* _REQUIRED TASK_:
Where the word "JSON" occurs in a line, return that line.

## Start

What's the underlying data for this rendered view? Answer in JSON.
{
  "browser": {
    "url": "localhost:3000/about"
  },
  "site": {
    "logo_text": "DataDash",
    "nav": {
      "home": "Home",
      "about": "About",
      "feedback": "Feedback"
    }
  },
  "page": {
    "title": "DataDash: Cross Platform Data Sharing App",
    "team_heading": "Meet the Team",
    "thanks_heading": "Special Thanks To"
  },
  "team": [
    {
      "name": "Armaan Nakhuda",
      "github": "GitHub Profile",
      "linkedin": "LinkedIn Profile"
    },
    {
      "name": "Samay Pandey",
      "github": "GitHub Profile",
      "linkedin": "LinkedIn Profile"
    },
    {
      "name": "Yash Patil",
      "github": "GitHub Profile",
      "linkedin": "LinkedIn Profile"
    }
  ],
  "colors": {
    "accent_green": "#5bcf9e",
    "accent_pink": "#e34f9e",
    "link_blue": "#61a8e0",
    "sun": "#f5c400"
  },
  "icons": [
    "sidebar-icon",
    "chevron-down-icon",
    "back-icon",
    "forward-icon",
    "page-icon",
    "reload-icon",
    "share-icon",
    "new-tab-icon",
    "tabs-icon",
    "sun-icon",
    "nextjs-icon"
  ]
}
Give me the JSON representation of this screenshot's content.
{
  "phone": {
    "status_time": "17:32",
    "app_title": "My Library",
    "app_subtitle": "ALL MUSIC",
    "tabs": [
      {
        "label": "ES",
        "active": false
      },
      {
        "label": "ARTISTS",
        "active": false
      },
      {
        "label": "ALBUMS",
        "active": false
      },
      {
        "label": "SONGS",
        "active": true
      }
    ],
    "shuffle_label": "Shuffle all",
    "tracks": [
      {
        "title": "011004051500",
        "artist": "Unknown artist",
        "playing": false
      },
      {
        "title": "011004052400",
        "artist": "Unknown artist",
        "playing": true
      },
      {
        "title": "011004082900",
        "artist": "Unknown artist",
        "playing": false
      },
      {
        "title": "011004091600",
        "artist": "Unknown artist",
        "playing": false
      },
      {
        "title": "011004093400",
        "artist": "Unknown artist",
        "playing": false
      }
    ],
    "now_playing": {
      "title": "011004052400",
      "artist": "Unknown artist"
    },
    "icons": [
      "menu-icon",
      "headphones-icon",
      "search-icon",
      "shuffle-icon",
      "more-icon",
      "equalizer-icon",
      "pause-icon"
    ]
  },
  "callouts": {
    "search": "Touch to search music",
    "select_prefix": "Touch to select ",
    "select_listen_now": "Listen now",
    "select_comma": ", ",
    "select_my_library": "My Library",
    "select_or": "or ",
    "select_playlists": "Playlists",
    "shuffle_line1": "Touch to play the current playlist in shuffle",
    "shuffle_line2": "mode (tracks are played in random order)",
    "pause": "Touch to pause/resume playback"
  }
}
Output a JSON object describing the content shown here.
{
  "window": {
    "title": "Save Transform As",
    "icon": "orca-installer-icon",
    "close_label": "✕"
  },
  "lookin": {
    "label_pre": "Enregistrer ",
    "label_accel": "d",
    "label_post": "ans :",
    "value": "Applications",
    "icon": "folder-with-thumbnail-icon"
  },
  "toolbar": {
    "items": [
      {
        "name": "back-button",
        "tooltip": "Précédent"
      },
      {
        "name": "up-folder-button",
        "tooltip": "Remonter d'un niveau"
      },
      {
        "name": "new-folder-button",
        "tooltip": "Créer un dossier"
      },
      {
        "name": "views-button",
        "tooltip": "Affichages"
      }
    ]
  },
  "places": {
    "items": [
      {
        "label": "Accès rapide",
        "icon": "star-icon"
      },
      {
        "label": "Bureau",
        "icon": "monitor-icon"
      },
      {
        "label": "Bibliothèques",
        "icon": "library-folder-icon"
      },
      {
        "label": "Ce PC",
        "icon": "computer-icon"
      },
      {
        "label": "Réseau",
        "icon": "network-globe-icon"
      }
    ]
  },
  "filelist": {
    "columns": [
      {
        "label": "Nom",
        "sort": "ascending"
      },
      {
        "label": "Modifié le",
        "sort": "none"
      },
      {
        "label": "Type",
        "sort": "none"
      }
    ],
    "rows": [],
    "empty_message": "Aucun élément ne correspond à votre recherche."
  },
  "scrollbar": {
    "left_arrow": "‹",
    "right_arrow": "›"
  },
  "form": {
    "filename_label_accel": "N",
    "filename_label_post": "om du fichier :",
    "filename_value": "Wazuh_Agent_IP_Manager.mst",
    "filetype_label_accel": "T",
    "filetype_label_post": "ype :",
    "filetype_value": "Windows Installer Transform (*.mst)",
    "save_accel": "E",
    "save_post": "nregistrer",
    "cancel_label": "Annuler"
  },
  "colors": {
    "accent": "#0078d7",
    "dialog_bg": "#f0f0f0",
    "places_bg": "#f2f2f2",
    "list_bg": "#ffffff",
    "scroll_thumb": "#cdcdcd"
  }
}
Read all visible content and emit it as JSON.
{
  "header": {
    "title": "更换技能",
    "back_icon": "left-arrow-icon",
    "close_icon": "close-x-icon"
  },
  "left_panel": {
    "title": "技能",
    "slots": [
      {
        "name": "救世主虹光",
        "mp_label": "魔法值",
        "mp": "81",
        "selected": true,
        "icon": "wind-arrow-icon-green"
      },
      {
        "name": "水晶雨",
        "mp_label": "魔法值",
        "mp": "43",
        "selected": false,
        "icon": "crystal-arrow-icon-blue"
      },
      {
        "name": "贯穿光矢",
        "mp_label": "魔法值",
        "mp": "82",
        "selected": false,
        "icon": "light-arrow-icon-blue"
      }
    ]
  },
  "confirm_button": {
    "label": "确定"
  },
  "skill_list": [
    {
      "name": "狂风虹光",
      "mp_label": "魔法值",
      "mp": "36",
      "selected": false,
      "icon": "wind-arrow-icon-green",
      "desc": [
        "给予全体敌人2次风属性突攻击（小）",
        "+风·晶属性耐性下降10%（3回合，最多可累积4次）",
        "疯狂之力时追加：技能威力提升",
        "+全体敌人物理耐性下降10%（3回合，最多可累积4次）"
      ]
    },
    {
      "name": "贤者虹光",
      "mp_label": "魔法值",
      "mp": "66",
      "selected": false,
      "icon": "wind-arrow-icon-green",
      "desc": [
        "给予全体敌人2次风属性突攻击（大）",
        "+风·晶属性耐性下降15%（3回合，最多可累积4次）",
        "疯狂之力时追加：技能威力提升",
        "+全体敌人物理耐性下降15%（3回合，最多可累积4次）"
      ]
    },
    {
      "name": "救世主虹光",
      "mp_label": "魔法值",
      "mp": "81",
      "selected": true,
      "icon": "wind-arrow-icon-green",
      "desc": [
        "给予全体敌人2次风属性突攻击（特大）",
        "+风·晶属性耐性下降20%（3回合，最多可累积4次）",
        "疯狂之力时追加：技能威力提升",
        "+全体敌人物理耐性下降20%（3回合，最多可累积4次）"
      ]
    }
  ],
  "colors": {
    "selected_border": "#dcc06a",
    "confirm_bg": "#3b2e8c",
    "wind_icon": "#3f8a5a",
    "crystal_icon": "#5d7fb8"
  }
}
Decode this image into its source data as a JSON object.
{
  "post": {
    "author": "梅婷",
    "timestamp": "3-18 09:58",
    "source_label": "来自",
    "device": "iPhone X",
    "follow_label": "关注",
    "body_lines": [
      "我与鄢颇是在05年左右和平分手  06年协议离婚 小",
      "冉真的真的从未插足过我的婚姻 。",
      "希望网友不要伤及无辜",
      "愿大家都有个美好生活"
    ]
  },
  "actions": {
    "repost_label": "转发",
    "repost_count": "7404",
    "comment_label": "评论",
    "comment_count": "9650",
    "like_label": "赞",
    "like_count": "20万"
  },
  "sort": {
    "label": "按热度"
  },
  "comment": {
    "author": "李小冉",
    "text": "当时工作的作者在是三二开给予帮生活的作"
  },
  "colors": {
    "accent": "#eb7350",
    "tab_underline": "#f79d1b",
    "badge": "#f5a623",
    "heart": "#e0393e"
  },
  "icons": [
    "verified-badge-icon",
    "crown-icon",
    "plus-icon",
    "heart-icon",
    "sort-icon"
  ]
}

## End

* _THE REPLY_:
What's the underlying data for this rendered view? Answer in JSON.
Give me the JSON representation of this screenshot's content.
Output a JSON object describing the content shown here.
Read all visible content and emit it as JSON.
Decode this image into its source data as a JSON object.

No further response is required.